** Start SELECTED EXTRACT **

Michael Regin

Personal information
- Full name: Michael Regin
- Date of birth: 9 May 1988 (age 38)
- Place of birth: Eraviputhenthurai, India
- Position: Defensive midfielder

Senior career*
- Years: Team / Apps / (Gls)
- 2017–19: Chennai City / 11 / (0)
- 2019–2020: ATK / 7 / (0)
- 2020—2021: Mohun Bagan / 3 / (0)
- 2023–: Kickstart / 1 / (0)

= Michael Regin =

Indian footballer

Michael Regin is an Indian professional footballer who plays as a defensive midfielder for Kickstart in the I-League 3.

==Career==
Regin has played for Chennai City in the Chennai Super Division and the I-League. He made his professional debut for the club in the league on 14 January 2017 against Bengaluru FC. He came on as a 55th-minute substitute for Marcos Thank as Chennai City lost 2–0.

He also represented Railways in the Santosh Trophy.

** End SELECTED EXTRACT **

PROBLEMS AND TASKS =>
1 – Return the stretch of the Michael Regin article from "Personal information" through "Kickstart / 1 / (0)", copied word for word.
2 – According to the Michael Regin article, which opponent did Chennai City face when Regin made his professional debut?
3 – Name every team listed under "Senior career" in the Michael Regin article.
The records that come next are separate from the Michael Regin article.

** Start SUPPLIED DATA **

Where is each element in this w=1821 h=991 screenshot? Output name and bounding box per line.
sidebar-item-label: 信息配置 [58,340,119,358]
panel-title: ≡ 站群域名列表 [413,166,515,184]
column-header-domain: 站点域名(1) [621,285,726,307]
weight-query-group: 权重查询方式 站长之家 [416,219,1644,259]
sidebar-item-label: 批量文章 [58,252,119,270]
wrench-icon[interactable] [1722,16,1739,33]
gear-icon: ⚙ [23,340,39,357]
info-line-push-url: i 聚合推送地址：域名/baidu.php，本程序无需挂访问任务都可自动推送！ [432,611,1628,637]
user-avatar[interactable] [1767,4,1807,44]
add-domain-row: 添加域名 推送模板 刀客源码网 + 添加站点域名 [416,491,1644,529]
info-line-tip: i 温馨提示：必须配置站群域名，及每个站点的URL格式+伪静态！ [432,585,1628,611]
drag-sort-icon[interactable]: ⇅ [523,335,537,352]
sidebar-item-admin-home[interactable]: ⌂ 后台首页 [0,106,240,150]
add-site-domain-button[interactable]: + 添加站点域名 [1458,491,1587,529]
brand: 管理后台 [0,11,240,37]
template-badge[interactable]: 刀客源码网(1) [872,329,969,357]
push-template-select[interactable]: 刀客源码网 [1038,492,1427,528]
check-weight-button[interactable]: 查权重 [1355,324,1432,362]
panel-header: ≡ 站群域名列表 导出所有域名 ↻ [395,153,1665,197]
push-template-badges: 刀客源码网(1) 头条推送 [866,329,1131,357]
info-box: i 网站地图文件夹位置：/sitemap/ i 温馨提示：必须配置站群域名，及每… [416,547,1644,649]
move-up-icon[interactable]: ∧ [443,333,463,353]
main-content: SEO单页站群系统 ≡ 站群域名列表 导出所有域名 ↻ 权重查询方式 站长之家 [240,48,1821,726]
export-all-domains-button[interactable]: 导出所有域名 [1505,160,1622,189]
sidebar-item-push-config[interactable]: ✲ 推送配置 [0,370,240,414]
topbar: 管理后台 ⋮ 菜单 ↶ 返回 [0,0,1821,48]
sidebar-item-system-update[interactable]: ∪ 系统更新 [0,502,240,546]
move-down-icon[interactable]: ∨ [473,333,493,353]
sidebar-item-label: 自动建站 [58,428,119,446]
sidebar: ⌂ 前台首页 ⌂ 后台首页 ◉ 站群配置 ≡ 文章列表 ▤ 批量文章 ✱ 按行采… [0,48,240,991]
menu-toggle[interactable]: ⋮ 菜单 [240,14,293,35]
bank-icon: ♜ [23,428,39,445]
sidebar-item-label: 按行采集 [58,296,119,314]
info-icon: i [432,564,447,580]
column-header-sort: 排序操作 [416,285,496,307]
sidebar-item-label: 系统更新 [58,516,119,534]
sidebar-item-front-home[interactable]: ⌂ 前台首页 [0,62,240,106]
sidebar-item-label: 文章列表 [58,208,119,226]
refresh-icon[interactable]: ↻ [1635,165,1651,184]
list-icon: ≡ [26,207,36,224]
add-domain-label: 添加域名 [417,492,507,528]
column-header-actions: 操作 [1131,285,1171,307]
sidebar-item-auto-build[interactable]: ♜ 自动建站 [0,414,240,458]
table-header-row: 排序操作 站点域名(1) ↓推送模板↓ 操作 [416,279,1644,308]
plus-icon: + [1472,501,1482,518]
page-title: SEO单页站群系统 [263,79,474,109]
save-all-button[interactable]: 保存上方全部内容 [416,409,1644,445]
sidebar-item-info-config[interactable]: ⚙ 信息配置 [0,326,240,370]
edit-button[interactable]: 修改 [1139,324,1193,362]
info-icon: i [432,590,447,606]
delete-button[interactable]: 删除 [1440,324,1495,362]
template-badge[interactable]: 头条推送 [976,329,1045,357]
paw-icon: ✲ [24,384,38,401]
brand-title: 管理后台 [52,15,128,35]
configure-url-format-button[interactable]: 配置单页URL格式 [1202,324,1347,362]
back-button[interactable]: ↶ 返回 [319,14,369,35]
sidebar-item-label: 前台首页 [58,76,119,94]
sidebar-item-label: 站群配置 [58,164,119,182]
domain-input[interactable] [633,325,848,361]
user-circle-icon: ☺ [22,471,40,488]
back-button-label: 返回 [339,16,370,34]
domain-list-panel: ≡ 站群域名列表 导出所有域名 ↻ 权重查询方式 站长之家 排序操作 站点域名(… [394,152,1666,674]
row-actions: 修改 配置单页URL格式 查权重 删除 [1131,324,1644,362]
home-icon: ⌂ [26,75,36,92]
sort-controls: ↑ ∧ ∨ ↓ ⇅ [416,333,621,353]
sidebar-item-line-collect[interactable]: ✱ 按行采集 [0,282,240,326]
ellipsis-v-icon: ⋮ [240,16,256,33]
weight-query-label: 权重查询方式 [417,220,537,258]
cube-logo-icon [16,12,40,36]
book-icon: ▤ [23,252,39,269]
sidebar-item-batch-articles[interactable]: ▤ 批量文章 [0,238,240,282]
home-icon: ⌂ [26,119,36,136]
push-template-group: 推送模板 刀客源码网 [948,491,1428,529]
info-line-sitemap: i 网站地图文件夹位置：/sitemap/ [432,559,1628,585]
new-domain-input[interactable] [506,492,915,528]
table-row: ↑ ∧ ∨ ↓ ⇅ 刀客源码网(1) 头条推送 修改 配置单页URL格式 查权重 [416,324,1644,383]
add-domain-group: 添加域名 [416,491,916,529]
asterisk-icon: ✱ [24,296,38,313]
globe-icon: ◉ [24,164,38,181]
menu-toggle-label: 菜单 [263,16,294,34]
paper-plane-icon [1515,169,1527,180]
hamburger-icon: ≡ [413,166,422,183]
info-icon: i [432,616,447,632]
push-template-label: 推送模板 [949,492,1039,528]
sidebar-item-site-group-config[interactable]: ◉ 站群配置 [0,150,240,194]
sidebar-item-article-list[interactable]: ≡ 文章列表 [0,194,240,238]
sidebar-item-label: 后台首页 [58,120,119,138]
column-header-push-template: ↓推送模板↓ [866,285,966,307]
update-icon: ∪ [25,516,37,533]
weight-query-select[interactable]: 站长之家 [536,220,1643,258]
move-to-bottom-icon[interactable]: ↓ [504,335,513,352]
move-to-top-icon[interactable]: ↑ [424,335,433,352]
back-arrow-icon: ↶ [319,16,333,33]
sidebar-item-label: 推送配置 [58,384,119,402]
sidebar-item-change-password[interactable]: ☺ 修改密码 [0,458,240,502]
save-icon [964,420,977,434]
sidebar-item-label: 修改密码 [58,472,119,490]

** End SUPPLIED DATA **

ANSWERS TO THE EXERCISE =>
1 –
Personal information
- Full name: Michael Regin
- Date of birth: 9 May 1988 (age 38)
- Place of birth: Eraviputhenthurai, India
- Position: Defensive midfielder

Senior career*
- Years: Team / Apps / (Gls)
- 2017–19: Chennai City / 11 / (0)
- 2019–2020: ATK / 7 / (0)
- 2020—2021: Mohun Bagan / 3 / (0)
- 2023–: Kickstart / 1 / (0)

2 – Bengaluru FC

3 – Chennai City, ATK, Mohun Bagan, Kickstart